* [WHAT YOU NEED TO DO]
What follows is a block of records; restate each one word for word.

* [GIVEN INFORMATION]
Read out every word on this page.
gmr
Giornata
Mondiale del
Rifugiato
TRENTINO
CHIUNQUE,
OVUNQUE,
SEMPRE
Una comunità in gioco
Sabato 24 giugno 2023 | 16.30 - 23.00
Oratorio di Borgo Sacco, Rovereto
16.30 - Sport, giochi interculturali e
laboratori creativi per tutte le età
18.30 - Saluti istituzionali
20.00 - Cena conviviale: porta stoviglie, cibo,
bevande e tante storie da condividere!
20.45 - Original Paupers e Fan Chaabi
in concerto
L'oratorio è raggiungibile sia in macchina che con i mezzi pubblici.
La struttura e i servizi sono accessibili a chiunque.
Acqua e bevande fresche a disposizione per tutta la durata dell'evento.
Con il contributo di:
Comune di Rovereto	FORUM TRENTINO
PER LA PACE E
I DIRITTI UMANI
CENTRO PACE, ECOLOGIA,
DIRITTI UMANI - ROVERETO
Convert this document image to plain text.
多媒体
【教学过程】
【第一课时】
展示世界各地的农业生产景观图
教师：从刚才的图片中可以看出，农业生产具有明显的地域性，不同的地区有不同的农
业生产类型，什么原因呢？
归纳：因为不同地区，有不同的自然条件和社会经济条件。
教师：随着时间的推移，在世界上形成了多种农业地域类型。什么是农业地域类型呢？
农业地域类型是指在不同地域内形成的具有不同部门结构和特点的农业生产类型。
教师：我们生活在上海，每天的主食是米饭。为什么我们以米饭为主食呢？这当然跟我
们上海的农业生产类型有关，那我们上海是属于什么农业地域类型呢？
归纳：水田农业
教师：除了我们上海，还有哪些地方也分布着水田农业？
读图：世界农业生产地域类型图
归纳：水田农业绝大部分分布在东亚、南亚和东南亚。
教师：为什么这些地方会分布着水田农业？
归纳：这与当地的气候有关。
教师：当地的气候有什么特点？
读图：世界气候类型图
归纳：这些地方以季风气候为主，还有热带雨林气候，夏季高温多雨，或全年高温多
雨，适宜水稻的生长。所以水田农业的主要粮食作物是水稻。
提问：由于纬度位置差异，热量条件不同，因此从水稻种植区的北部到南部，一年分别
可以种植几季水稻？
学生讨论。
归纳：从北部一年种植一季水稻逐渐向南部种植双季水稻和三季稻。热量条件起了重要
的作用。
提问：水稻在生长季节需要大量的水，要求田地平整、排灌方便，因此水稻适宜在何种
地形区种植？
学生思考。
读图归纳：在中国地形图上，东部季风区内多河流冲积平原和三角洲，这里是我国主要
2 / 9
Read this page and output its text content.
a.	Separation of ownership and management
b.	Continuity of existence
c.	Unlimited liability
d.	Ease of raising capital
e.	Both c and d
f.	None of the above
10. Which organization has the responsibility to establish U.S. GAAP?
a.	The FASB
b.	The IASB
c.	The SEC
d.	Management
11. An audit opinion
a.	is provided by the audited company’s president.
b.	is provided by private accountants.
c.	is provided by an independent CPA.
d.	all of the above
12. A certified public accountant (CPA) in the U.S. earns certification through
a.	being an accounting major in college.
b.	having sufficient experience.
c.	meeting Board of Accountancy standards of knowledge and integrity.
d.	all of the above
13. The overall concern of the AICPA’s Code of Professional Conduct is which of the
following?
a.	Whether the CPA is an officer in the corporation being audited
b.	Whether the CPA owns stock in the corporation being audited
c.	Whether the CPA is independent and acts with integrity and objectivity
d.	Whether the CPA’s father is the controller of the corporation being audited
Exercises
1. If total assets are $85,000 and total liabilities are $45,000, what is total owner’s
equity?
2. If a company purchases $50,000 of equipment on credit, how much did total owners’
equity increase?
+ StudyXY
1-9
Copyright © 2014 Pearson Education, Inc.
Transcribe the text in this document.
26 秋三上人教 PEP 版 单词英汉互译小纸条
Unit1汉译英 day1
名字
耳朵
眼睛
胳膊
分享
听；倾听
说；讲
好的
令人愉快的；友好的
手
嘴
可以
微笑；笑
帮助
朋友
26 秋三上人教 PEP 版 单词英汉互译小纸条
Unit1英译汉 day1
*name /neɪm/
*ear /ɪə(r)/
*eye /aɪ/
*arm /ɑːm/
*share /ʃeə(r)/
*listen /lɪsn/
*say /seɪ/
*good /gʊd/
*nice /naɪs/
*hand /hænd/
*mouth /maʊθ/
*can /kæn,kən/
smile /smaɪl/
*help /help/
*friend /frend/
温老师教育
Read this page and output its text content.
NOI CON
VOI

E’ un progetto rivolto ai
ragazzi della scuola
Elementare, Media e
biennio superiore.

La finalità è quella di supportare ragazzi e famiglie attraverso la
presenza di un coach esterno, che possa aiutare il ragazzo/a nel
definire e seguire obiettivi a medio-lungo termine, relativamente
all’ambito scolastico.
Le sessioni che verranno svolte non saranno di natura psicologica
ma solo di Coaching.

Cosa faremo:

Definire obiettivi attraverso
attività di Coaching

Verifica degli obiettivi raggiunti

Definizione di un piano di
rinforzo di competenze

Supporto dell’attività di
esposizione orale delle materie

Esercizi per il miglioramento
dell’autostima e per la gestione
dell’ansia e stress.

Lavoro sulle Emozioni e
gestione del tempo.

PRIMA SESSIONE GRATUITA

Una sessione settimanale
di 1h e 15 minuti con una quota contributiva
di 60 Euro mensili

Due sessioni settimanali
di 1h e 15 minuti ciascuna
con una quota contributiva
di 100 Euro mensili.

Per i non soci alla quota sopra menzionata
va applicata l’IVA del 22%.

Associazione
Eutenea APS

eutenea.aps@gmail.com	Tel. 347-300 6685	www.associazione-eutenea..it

* [RESPONSE]
Read out every word on this page.
gmr
Giornata
Mondiale del
Rifugiato
TRENTINO
CHIUNQUE,
OVUNQUE,
SEMPRE
Una comunità in gioco
Sabato 24 giugno 2023 | 16.30 - 23.00
Oratorio di Borgo Sacco, Rovereto
16.30 - Sport, giochi interculturali e
laboratori creativi per tutte le età
18.30 - Saluti istituzionali
20.00 - Cena conviviale: porta stoviglie, cibo,
bevande e tante storie da condividere!
20.45 - Original Paupers e Fan Chaabi
in concerto
L'oratorio è raggiungibile sia in macchina che con i mezzi pubblici.
La struttura e i servizi sono accessibili a chiunque.
Acqua e bevande fresche a disposizione per tutta la durata dell'evento.
Con il contributo di:
Comune di Rovereto	FORUM TRENTINO
PER LA PACE E
I DIRITTI UMANI
CENTRO PACE, ECOLOGIA,
DIRITTI UMANI - ROVERETO
Convert this document image to plain text.
多媒体
【教学过程】
【第一课时】
展示世界各地的农业生产景观图
教师：从刚才的图片中可以看出，农业生产具有明显的地域性，不同的地区有不同的农
业生产类型，什么原因呢？
归纳：因为不同地区，有不同的自然条件和社会经济条件。
教师：随着时间的推移，在世界上形成了多种农业地域类型。什么是农业地域类型呢？
农业地域类型是指在不同地域内形成的具有不同部门结构和特点的农业生产类型。
教师：我们生活在上海，每天的主食是米饭。为什么我们以米饭为主食呢？这当然跟我
们上海的农业生产类型有关，那我们上海是属于什么农业地域类型呢？
归纳：水田农业
教师：除了我们上海，还有哪些地方也分布着水田农业？
读图：世界农业生产地域类型图
归纳：水田农业绝大部分分布在东亚、南亚和东南亚。
教师：为什么这些地方会分布着水田农业？
归纳：这与当地的气候有关。
教师：当地的气候有什么特点？
读图：世界气候类型图
归纳：这些地方以季风气候为主，还有热带雨林气候，夏季高温多雨，或全年高温多
雨，适宜水稻的生长。所以水田农业的主要粮食作物是水稻。
提问：由于纬度位置差异，热量条件不同，因此从水稻种植区的北部到南部，一年分别
可以种植几季水稻？
学生讨论。
归纳：从北部一年种植一季水稻逐渐向南部种植双季水稻和三季稻。热量条件起了重要
的作用。
提问：水稻在生长季节需要大量的水，要求田地平整、排灌方便，因此水稻适宜在何种
地形区种植？
学生思考。
读图归纳：在中国地形图上，东部季风区内多河流冲积平原和三角洲，这里是我国主要
2 / 9
Read this page and output its text content.
a.	Separation of ownership and management
b.	Continuity of existence
c.	Unlimited liability
d.	Ease of raising capital
e.	Both c and d
f.	None of the above
10. Which organization has the responsibility to establish U.S. GAAP?
a.	The FASB
b.	The IASB
c.	The SEC
d.	Management
11. An audit opinion
a.	is provided by the audited company’s president.
b.	is provided by private accountants.
c.	is provided by an independent CPA.
d.	all of the above
12. A certified public accountant (CPA) in the U.S. earns certification through
a.	being an accounting major in college.
b.	having sufficient experience.
c.	meeting Board of Accountancy standards of knowledge and integrity.
d.	all of the above
13. The overall concern of the AICPA’s Code of Professional Conduct is which of the
following?
a.	Whether the CPA is an officer in the corporation being audited
b.	Whether the CPA owns stock in the corporation being audited
c.	Whether the CPA is independent and acts with integrity and objectivity
d.	Whether the CPA’s father is the controller of the corporation being audited
Exercises
1. If total assets are $85,000 and total liabilities are $45,000, what is total owner’s
equity?
2. If a company purchases $50,000 of equipment on credit, how much did total owners’
equity increase?
+ StudyXY
1-9
Copyright © 2014 Pearson Education, Inc.
Transcribe the text in this document.
26 秋三上人教 PEP 版 单词英汉互译小纸条
Unit1汉译英 day1
名字
耳朵
眼睛
胳膊
分享
听；倾听
说；讲
好的
令人愉快的；友好的
手
嘴
可以
微笑；笑
帮助
朋友
26 秋三上人教 PEP 版 单词英汉互译小纸条
Unit1英译汉 day1
*name /neɪm/
*ear /ɪə(r)/
*eye /aɪ/
*arm /ɑːm/
*share /ʃeə(r)/
*listen /lɪsn/
*say /seɪ/
*good /gʊd/
*nice /naɪs/
*hand /hænd/
*mouth /maʊθ/
*can /kæn,kən/
smile /smaɪl/
*help /help/
*friend /frend/
温老师教育
Read this page and output its text content.
NOI CON
VOI

E’ un progetto rivolto ai
ragazzi della scuola
Elementare, Media e
biennio superiore.

La finalità è quella di supportare ragazzi e famiglie attraverso la
presenza di un coach esterno, che possa aiutare il ragazzo/a nel
definire e seguire obiettivi a medio-lungo termine, relativamente
all’ambito scolastico.
Le sessioni che verranno svolte non saranno di natura psicologica
ma solo di Coaching.

Cosa faremo:

Definire obiettivi attraverso
attività di Coaching

Verifica degli obiettivi raggiunti

Definizione di un piano di
rinforzo di competenze

Supporto dell’attività di
esposizione orale delle materie

Esercizi per il miglioramento
dell’autostima e per la gestione
dell’ansia e stress.

Lavoro sulle Emozioni e
gestione del tempo.

PRIMA SESSIONE GRATUITA

Una sessione settimanale
di 1h e 15 minuti con una quota contributiva
di 60 Euro mensili

Due sessioni settimanali
di 1h e 15 minuti ciascuna
con una quota contributiva
di 100 Euro mensili.

Per i non soci alla quota sopra menzionata
va applicata l’IVA del 22%.

Associazione
Eutenea APS

eutenea.aps@gmail.com	Tel. 347-300 6685	www.associazione-eutenea..it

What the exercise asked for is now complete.